Problem:
In the entries below, find the lines with the word "JSON" and copy them.

Material provided:

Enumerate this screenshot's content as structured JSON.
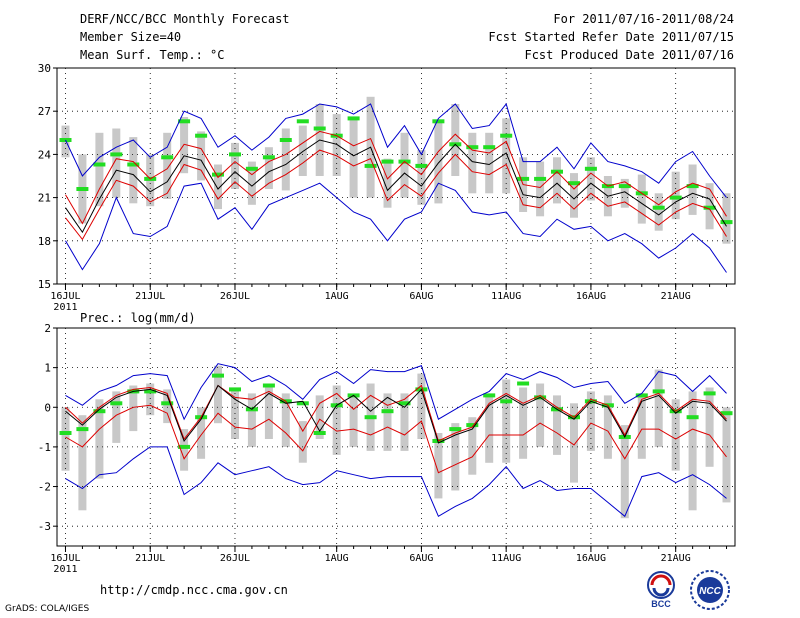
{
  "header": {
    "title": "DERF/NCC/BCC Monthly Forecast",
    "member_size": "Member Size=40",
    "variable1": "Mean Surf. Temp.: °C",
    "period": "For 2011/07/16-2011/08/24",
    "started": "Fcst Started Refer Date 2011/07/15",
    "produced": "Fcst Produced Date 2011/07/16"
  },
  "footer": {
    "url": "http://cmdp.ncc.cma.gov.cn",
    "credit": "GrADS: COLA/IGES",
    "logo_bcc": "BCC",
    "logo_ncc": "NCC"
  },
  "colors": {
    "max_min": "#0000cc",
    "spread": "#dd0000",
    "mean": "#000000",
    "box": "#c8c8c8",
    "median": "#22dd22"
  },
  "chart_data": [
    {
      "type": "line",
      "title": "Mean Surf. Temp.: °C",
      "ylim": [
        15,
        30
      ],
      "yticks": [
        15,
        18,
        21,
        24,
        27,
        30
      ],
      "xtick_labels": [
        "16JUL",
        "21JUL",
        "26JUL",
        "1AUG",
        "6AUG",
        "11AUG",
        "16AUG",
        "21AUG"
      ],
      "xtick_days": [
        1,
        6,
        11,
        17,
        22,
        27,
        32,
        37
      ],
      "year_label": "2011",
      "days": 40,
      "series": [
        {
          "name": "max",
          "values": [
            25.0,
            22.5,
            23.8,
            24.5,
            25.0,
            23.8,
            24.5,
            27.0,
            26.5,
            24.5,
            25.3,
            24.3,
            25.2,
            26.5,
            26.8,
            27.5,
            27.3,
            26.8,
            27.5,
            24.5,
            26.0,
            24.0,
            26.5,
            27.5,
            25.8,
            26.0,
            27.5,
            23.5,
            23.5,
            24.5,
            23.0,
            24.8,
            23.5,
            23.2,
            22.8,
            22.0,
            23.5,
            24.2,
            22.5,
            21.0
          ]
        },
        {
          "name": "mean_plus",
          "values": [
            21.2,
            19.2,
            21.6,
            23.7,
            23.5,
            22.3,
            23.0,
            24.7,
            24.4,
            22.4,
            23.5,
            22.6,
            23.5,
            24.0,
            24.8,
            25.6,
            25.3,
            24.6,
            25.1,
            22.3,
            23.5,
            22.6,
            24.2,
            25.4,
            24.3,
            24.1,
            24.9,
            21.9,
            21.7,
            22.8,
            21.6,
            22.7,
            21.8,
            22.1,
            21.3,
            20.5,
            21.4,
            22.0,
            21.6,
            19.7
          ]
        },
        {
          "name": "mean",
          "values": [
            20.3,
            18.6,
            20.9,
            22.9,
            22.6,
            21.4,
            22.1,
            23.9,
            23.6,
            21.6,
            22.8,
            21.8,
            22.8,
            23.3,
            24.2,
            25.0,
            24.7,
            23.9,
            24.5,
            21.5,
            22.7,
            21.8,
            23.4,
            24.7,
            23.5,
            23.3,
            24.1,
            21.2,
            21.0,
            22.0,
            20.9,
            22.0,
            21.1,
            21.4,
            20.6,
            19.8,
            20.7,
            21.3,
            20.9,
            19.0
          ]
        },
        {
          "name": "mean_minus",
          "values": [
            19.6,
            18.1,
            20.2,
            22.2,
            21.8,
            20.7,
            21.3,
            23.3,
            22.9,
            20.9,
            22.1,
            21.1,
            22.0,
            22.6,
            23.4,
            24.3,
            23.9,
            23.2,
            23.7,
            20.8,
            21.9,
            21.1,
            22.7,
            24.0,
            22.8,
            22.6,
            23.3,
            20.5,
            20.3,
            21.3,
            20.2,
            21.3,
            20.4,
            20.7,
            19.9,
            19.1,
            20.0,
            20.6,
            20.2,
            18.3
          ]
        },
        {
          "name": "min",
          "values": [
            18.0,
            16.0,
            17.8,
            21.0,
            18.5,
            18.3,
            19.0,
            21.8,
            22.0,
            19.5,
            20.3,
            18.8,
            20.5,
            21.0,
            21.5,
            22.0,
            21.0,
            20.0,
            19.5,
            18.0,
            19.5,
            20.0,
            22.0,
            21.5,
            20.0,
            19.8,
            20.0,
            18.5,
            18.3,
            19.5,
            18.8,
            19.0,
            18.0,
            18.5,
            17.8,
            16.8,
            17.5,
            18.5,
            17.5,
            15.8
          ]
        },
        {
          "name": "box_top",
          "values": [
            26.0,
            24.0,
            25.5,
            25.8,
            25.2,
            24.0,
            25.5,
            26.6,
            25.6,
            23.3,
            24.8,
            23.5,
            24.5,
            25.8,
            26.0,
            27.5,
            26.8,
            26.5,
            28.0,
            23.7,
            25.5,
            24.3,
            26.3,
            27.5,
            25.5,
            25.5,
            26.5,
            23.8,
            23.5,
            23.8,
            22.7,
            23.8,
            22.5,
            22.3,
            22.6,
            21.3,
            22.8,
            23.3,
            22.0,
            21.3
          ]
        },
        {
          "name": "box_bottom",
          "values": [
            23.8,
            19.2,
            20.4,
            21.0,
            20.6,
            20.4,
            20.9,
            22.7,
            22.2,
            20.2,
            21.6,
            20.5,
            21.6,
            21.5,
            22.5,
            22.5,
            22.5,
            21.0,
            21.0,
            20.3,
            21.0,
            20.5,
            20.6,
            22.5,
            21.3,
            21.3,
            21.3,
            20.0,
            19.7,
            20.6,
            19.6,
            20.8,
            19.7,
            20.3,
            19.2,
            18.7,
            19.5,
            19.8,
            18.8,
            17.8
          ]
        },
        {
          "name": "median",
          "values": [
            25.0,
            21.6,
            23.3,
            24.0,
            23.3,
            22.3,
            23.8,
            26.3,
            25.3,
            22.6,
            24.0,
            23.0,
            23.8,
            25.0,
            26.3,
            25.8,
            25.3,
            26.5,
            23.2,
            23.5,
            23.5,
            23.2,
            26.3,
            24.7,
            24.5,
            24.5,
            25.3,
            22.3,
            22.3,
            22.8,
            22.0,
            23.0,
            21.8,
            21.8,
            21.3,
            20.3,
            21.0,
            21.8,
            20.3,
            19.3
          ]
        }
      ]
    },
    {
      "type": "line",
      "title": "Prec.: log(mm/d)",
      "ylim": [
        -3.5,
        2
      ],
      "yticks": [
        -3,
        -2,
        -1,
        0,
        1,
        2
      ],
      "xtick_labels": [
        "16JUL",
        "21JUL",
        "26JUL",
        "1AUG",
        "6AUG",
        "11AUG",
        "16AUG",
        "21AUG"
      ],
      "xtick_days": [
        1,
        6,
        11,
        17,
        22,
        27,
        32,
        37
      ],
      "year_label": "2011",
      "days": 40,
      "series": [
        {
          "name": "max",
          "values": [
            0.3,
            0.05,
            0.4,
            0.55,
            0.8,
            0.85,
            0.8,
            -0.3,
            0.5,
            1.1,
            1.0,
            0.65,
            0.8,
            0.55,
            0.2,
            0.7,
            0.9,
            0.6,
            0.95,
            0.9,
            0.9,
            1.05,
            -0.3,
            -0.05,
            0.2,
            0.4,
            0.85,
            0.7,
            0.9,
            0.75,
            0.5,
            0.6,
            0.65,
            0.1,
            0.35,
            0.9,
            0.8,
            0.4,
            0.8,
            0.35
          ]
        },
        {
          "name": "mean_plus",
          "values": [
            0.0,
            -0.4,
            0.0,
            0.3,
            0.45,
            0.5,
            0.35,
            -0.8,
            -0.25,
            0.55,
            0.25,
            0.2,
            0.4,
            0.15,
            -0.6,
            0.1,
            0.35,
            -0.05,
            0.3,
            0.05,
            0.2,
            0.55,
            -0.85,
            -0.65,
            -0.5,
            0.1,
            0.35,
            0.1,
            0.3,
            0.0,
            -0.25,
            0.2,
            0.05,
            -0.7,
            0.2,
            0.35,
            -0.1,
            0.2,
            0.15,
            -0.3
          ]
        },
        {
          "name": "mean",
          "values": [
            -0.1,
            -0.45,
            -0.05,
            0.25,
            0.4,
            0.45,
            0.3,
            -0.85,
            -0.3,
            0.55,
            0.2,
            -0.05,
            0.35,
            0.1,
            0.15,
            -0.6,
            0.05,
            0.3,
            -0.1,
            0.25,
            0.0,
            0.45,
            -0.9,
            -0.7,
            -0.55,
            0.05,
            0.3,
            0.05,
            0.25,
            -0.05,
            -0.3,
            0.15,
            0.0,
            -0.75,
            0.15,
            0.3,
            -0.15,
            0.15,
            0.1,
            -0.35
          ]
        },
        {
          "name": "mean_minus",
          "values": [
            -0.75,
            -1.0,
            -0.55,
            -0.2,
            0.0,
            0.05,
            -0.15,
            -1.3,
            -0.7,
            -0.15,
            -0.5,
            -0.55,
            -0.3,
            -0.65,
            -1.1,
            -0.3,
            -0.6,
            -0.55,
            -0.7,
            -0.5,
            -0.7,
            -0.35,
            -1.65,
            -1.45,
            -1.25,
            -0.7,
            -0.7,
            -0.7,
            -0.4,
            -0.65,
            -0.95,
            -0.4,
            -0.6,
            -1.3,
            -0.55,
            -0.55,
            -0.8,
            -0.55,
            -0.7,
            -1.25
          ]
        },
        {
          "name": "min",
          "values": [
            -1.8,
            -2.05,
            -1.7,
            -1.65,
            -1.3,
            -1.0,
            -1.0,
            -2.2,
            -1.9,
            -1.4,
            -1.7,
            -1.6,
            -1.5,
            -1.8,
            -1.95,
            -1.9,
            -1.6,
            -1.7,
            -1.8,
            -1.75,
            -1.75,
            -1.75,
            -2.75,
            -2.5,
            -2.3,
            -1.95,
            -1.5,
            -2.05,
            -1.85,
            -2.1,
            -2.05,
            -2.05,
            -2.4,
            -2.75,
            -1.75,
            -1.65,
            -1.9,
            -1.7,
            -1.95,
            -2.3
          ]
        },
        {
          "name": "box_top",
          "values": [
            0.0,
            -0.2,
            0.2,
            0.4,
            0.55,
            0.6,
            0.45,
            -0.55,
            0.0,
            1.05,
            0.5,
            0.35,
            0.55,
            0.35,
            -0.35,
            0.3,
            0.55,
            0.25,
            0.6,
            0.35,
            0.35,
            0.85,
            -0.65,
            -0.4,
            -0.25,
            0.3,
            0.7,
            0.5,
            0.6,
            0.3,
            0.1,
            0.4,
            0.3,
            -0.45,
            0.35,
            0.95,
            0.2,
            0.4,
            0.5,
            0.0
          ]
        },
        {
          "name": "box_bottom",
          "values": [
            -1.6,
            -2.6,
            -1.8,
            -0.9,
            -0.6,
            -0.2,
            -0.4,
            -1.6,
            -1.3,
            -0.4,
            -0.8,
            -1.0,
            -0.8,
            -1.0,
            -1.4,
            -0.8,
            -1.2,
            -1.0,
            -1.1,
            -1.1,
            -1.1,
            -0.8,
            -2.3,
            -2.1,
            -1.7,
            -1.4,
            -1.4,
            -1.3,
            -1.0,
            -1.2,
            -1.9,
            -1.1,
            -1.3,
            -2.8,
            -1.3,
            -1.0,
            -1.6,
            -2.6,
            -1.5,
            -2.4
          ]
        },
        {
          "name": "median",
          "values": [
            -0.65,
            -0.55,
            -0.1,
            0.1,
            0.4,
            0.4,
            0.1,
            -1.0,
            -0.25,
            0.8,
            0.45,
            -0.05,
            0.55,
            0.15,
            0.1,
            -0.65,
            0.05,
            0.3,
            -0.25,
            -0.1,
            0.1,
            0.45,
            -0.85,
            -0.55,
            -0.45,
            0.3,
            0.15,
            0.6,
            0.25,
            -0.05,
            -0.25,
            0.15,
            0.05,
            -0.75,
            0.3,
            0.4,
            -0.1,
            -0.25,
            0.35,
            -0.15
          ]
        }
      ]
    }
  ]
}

* * *

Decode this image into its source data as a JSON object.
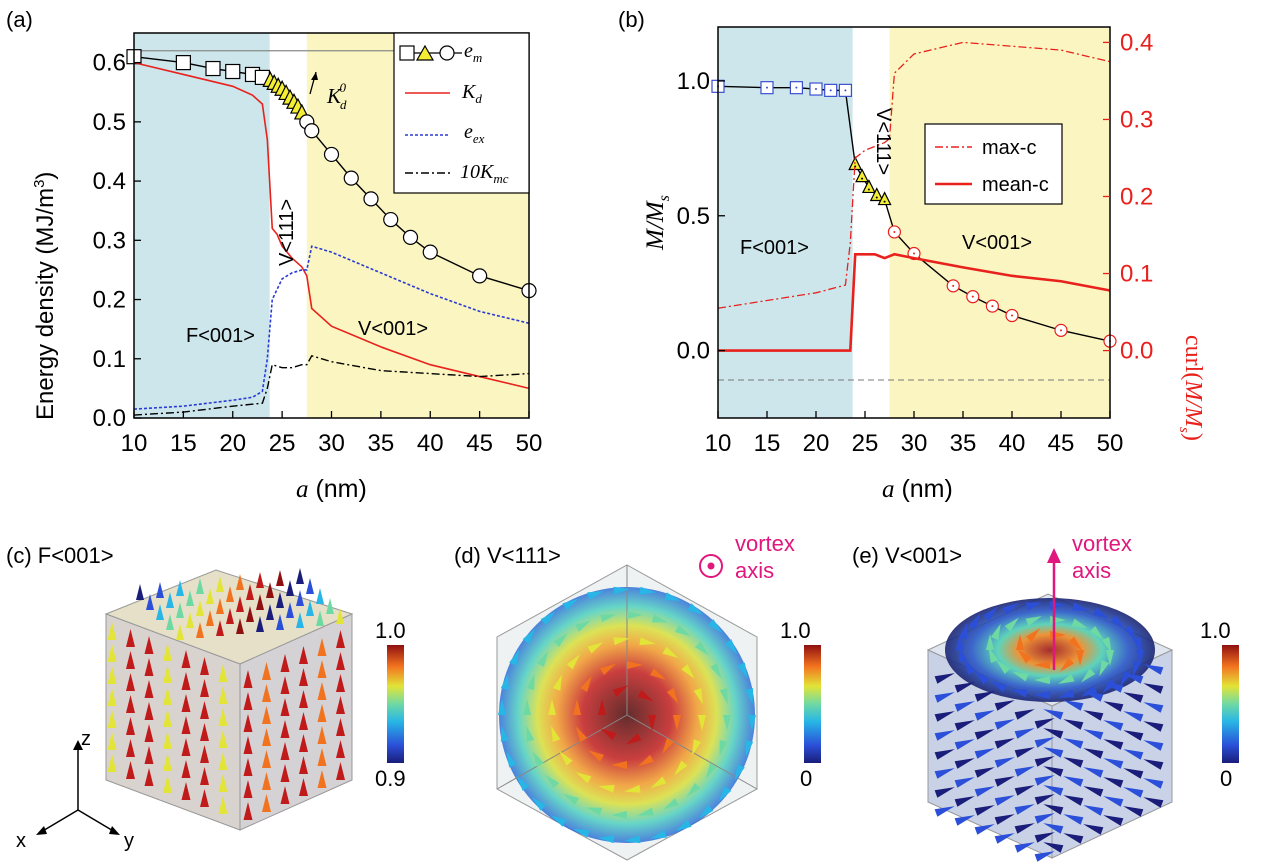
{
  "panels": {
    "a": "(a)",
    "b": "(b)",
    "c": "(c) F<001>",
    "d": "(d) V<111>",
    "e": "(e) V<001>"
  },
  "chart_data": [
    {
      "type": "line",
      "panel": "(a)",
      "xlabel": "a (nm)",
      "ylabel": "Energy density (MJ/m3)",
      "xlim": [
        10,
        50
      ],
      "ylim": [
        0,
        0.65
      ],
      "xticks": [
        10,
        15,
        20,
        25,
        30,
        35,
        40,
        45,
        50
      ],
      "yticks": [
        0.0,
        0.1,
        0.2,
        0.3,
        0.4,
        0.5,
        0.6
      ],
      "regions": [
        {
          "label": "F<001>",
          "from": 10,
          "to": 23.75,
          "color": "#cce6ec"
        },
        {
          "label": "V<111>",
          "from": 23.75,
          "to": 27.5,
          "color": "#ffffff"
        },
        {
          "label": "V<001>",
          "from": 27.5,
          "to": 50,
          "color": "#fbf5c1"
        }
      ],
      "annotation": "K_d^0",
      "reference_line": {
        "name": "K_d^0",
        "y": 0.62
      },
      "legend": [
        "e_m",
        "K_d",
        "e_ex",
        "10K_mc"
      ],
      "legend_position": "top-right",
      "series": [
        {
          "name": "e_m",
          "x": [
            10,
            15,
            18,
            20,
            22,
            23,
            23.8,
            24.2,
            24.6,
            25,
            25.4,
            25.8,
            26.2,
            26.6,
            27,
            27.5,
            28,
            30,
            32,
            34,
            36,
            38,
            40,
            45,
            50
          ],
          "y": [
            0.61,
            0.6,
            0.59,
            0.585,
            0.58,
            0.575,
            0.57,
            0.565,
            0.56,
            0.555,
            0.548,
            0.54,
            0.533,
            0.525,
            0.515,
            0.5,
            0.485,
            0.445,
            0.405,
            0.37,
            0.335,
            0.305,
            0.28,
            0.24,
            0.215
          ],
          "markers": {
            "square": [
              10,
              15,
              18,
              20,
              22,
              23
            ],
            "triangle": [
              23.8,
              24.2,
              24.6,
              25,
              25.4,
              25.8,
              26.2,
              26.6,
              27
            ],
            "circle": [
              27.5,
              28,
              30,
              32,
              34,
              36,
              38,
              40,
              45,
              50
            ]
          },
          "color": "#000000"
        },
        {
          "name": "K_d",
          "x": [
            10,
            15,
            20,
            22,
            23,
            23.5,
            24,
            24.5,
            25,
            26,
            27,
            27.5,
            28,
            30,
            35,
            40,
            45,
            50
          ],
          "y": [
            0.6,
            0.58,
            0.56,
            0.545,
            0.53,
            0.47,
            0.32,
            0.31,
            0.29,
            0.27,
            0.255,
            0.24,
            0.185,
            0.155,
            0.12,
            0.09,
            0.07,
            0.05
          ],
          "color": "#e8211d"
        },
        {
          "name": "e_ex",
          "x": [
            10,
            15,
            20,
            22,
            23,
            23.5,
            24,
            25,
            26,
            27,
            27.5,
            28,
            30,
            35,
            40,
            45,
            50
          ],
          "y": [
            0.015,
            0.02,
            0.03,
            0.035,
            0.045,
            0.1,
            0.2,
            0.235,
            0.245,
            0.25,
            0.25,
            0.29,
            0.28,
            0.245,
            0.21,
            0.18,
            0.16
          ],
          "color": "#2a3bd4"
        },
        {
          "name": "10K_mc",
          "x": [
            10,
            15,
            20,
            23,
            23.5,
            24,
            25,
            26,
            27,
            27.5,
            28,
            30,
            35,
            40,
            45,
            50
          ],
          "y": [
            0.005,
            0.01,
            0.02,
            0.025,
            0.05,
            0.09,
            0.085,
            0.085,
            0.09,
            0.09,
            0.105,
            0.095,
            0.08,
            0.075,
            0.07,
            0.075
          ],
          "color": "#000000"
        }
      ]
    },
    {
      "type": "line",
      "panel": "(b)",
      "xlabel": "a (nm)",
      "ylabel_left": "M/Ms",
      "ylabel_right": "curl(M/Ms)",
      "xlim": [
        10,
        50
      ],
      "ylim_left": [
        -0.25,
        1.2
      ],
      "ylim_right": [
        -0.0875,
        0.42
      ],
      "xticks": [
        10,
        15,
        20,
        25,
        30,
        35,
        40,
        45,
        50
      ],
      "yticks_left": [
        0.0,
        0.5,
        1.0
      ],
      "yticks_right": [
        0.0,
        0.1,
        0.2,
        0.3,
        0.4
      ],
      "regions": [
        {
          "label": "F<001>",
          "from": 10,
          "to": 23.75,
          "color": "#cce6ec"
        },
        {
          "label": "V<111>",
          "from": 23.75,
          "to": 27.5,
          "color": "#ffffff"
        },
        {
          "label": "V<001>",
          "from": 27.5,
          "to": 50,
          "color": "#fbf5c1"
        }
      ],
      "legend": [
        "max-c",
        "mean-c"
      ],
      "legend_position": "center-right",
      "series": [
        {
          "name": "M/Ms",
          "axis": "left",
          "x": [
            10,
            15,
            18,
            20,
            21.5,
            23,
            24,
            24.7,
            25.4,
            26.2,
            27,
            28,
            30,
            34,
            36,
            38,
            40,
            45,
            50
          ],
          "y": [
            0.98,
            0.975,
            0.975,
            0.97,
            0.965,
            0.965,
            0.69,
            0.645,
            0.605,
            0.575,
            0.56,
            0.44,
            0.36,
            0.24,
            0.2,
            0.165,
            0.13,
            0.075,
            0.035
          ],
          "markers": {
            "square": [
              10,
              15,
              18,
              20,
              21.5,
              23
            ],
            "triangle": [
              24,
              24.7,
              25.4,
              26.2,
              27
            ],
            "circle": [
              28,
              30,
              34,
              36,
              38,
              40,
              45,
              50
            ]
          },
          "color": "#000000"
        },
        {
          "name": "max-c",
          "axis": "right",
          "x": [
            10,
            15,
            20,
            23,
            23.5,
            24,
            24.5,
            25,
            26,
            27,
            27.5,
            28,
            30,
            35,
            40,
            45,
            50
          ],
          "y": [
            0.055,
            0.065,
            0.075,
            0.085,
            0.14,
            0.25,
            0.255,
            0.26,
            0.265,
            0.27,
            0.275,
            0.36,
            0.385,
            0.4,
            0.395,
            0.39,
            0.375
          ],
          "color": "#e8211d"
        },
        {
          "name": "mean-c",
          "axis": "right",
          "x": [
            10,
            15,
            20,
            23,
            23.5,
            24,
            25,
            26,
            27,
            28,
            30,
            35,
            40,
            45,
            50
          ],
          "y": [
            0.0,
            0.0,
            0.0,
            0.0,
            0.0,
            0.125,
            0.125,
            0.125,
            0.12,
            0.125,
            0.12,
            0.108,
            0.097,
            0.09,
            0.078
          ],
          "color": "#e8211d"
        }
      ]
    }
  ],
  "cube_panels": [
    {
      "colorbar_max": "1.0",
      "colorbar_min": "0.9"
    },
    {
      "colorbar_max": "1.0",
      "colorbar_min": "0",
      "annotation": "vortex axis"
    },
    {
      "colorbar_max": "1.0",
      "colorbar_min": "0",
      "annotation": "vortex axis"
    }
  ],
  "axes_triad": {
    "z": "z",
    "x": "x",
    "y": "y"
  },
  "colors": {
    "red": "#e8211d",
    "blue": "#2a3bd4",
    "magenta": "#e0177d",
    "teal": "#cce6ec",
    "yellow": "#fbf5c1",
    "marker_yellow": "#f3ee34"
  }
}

Output of the exercise:
Enumerate this screenshot's content as structured JSON.
Decode this image into its source data as a JSON object.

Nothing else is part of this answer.